- Written instruction
Copy out the listing below line for line, with no changes to any character, and omit the pictures from your copy.

### Stored rows ###

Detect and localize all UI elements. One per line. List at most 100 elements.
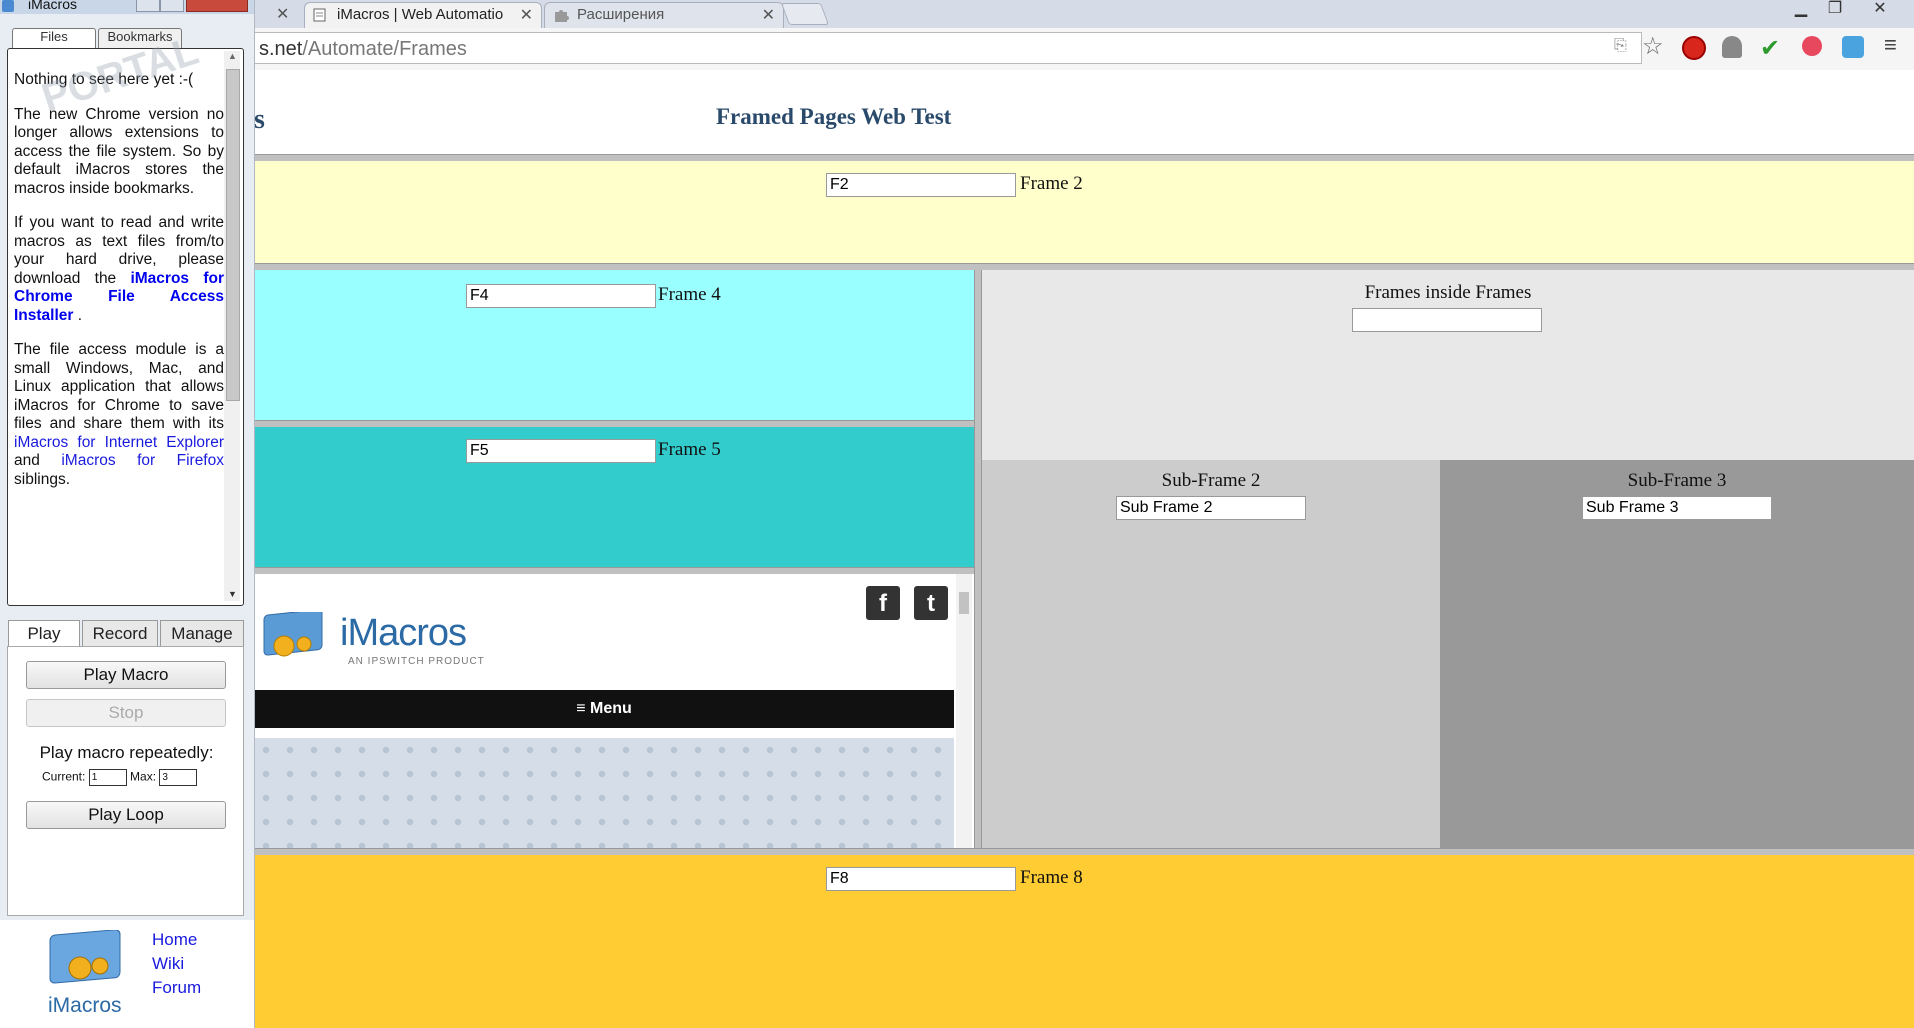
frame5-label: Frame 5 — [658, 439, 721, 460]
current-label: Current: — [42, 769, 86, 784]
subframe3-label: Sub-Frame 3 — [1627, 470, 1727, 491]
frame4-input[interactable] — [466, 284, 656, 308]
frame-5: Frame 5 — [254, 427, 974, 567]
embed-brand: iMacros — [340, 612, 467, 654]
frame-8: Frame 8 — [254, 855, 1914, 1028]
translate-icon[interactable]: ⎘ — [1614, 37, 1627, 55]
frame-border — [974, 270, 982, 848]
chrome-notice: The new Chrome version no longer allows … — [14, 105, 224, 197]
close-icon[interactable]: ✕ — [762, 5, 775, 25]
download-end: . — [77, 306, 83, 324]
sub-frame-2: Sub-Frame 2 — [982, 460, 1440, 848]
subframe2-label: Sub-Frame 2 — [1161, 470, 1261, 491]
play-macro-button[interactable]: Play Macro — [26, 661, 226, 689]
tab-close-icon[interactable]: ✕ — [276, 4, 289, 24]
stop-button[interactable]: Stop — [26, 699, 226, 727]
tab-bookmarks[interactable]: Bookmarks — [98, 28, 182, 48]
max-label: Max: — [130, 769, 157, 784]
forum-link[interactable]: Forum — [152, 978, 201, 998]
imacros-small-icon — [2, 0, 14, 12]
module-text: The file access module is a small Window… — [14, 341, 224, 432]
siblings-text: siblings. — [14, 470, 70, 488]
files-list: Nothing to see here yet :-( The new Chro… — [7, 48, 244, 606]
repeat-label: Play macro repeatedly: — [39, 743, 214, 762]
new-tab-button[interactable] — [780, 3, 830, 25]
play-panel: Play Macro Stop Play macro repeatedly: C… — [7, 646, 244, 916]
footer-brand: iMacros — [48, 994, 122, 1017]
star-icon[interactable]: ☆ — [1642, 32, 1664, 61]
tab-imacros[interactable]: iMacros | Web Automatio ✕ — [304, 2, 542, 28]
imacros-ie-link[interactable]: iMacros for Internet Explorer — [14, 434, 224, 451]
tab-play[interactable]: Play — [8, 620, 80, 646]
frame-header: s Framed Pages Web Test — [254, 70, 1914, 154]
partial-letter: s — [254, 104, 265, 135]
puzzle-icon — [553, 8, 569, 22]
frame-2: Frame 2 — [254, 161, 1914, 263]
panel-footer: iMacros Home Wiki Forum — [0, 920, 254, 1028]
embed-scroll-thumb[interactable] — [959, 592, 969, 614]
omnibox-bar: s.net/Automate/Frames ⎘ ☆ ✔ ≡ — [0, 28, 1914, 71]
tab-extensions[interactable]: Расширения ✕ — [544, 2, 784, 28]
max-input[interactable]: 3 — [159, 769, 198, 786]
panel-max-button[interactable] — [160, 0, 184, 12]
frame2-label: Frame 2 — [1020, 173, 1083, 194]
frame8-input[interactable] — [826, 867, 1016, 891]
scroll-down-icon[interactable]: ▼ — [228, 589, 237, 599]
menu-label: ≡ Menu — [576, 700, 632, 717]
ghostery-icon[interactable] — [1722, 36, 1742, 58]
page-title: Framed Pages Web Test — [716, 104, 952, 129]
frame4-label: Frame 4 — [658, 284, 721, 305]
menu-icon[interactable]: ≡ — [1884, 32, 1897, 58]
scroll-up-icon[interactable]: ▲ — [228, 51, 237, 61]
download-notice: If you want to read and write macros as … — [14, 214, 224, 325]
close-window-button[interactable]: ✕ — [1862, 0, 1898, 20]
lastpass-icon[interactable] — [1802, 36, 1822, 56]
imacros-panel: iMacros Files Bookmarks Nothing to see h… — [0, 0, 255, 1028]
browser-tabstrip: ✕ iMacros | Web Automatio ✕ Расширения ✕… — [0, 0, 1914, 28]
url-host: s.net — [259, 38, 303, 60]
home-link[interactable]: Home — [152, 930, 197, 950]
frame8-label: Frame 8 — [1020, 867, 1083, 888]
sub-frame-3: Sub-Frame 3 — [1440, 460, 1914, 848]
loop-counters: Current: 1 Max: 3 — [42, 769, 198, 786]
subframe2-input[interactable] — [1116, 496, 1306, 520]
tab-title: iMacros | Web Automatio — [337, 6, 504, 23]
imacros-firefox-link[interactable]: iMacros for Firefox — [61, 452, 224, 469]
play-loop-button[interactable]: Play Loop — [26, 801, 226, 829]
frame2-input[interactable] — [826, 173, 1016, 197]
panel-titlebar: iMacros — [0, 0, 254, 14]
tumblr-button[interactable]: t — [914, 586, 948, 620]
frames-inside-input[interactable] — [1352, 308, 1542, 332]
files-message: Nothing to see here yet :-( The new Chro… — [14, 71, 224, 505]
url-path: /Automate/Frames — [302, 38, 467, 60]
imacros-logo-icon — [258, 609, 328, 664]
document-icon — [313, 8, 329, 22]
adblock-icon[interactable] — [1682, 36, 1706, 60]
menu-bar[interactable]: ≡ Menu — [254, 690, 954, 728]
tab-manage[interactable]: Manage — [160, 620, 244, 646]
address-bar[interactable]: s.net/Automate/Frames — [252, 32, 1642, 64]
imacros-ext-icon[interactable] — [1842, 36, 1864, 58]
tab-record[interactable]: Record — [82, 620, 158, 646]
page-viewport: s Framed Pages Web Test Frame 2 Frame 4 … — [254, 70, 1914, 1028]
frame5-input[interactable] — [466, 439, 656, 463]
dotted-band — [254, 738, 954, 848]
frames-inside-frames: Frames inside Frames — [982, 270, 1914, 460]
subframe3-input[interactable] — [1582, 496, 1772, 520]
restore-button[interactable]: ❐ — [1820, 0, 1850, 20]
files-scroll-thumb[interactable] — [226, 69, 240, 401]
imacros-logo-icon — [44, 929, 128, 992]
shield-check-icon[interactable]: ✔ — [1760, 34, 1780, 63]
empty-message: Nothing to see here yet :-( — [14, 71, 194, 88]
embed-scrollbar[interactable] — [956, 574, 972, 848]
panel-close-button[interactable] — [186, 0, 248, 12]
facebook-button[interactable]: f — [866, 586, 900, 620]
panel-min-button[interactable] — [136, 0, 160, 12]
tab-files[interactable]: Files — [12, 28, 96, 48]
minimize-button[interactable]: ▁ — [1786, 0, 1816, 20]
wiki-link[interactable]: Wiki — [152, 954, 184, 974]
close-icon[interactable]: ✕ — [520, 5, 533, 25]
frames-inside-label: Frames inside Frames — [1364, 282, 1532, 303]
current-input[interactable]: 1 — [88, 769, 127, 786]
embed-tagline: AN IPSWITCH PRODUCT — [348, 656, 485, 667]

###

- Full solution
Detect and localize all UI elements. One per line. List at most 100 elements.
frame5-label: Frame 5 — [658, 439, 721, 460]
current-label: Current: — [42, 769, 86, 784]
subframe3-label: Sub-Frame 3 — [1627, 470, 1727, 491]
frame4-input[interactable] — [466, 284, 656, 308]
frame-5: Frame 5 — [254, 427, 974, 567]
embed-brand: iMacros — [340, 612, 467, 654]
frame-8: Frame 8 — [254, 855, 1914, 1028]
translate-icon[interactable]: ⎘ — [1614, 37, 1627, 55]
frame-border — [974, 270, 982, 848]
chrome-notice: The new Chrome version no longer allows … — [14, 105, 224, 197]
close-icon[interactable]: ✕ — [762, 5, 775, 25]
download-end: . — [77, 306, 83, 324]
sub-frame-2: Sub-Frame 2 — [982, 460, 1440, 848]
subframe2-label: Sub-Frame 2 — [1161, 470, 1261, 491]
play-macro-button[interactable]: Play Macro — [26, 661, 226, 689]
tab-close-icon[interactable]: ✕ — [276, 4, 289, 24]
stop-button[interactable]: Stop — [26, 699, 226, 727]
tab-bookmarks[interactable]: Bookmarks — [98, 28, 182, 48]
max-label: Max: — [130, 769, 157, 784]
forum-link[interactable]: Forum — [152, 978, 201, 998]
imacros-small-icon — [2, 0, 14, 12]
module-text: The file access module is a small Window… — [14, 341, 224, 432]
siblings-text: siblings. — [14, 470, 70, 488]
files-list: Nothing to see here yet :-( The new Chro… — [7, 48, 244, 606]
repeat-label: Play macro repeatedly: — [39, 743, 214, 762]
new-tab-button[interactable] — [780, 3, 830, 25]
play-panel: Play Macro Stop Play macro repeatedly: C… — [7, 646, 244, 916]
footer-brand: iMacros — [48, 994, 122, 1017]
star-icon[interactable]: ☆ — [1642, 32, 1664, 61]
tab-imacros[interactable]: iMacros | Web Automatio ✕ — [304, 2, 542, 28]
imacros-ie-link[interactable]: iMacros for Internet Explorer — [14, 434, 224, 451]
tab-play[interactable]: Play — [8, 620, 80, 646]
frame-header: s Framed Pages Web Test — [254, 70, 1914, 154]
partial-letter: s — [254, 104, 265, 135]
puzzle-icon — [553, 8, 569, 22]
frame-2: Frame 2 — [254, 161, 1914, 263]
panel-footer: iMacros Home Wiki Forum — [0, 920, 254, 1028]
embed-scroll-thumb[interactable] — [959, 592, 969, 614]
omnibox-bar: s.net/Automate/Frames ⎘ ☆ ✔ ≡ — [0, 28, 1914, 71]
tab-extensions[interactable]: Расширения ✕ — [544, 2, 784, 28]
max-input[interactable]: 3 — [159, 769, 198, 786]
panel-max-button[interactable] — [160, 0, 184, 12]
frame2-label: Frame 2 — [1020, 173, 1083, 194]
frame8-input[interactable] — [826, 867, 1016, 891]
scroll-down-icon[interactable]: ▼ — [228, 589, 237, 599]
menu-label: ≡ Menu — [576, 700, 632, 717]
ghostery-icon[interactable] — [1722, 36, 1742, 58]
page-title: Framed Pages Web Test — [716, 104, 952, 129]
frame4-label: Frame 4 — [658, 284, 721, 305]
menu-icon[interactable]: ≡ — [1884, 32, 1897, 58]
scroll-up-icon[interactable]: ▲ — [228, 51, 237, 61]
download-notice: If you want to read and write macros as … — [14, 214, 224, 325]
close-window-button[interactable]: ✕ — [1862, 0, 1898, 20]
lastpass-icon[interactable] — [1802, 36, 1822, 56]
imacros-panel: iMacros Files Bookmarks Nothing to see h… — [0, 0, 255, 1028]
browser-tabstrip: ✕ iMacros | Web Automatio ✕ Расширения ✕… — [0, 0, 1914, 28]
url-host: s.net — [259, 38, 303, 60]
home-link[interactable]: Home — [152, 930, 197, 950]
frame8-label: Frame 8 — [1020, 867, 1083, 888]
sub-frame-3: Sub-Frame 3 — [1440, 460, 1914, 848]
loop-counters: Current: 1 Max: 3 — [42, 769, 198, 786]
subframe2-input[interactable] — [1116, 496, 1306, 520]
tab-title: iMacros | Web Automatio — [337, 6, 504, 23]
imacros-firefox-link[interactable]: iMacros for Firefox — [61, 452, 224, 469]
play-loop-button[interactable]: Play Loop — [26, 801, 226, 829]
frame2-input[interactable] — [826, 173, 1016, 197]
panel-titlebar: iMacros — [0, 0, 254, 14]
tumblr-button[interactable]: t — [914, 586, 948, 620]
frames-inside-input[interactable] — [1352, 308, 1542, 332]
files-message: Nothing to see here yet :-( The new Chro… — [14, 71, 224, 505]
url-path: /Automate/Frames — [302, 38, 467, 60]
imacros-logo-icon — [258, 609, 328, 664]
document-icon — [313, 8, 329, 22]
adblock-icon[interactable] — [1682, 36, 1706, 60]
menu-bar[interactable]: ≡ Menu — [254, 690, 954, 728]
tab-manage[interactable]: Manage — [160, 620, 244, 646]
address-bar[interactable]: s.net/Automate/Frames — [252, 32, 1642, 64]
imacros-ext-icon[interactable] — [1842, 36, 1864, 58]
tab-record[interactable]: Record — [82, 620, 158, 646]
page-viewport: s Framed Pages Web Test Frame 2 Frame 4 … — [254, 70, 1914, 1028]
frame5-input[interactable] — [466, 439, 656, 463]
dotted-band — [254, 738, 954, 848]
frames-inside-frames: Frames inside Frames — [982, 270, 1914, 460]
subframe3-input[interactable] — [1582, 496, 1772, 520]
restore-button[interactable]: ❐ — [1820, 0, 1850, 20]
files-scroll-thumb[interactable] — [226, 69, 240, 401]
imacros-logo-icon — [44, 929, 128, 992]
shield-check-icon[interactable]: ✔ — [1760, 34, 1780, 63]
empty-message: Nothing to see here yet :-( — [14, 71, 194, 88]
embed-scrollbar[interactable] — [956, 574, 972, 848]
panel-close-button[interactable] — [186, 0, 248, 12]
facebook-button[interactable]: f — [866, 586, 900, 620]
panel-min-button[interactable] — [136, 0, 160, 12]
tab-files[interactable]: Files — [12, 28, 96, 48]
minimize-button[interactable]: ▁ — [1786, 0, 1816, 20]
wiki-link[interactable]: Wiki — [152, 954, 184, 974]
close-icon[interactable]: ✕ — [520, 5, 533, 25]
frames-inside-label: Frames inside Frames — [1364, 282, 1532, 303]
current-input[interactable]: 1 — [88, 769, 127, 786]
embed-tagline: AN IPSWITCH PRODUCT — [348, 656, 485, 667]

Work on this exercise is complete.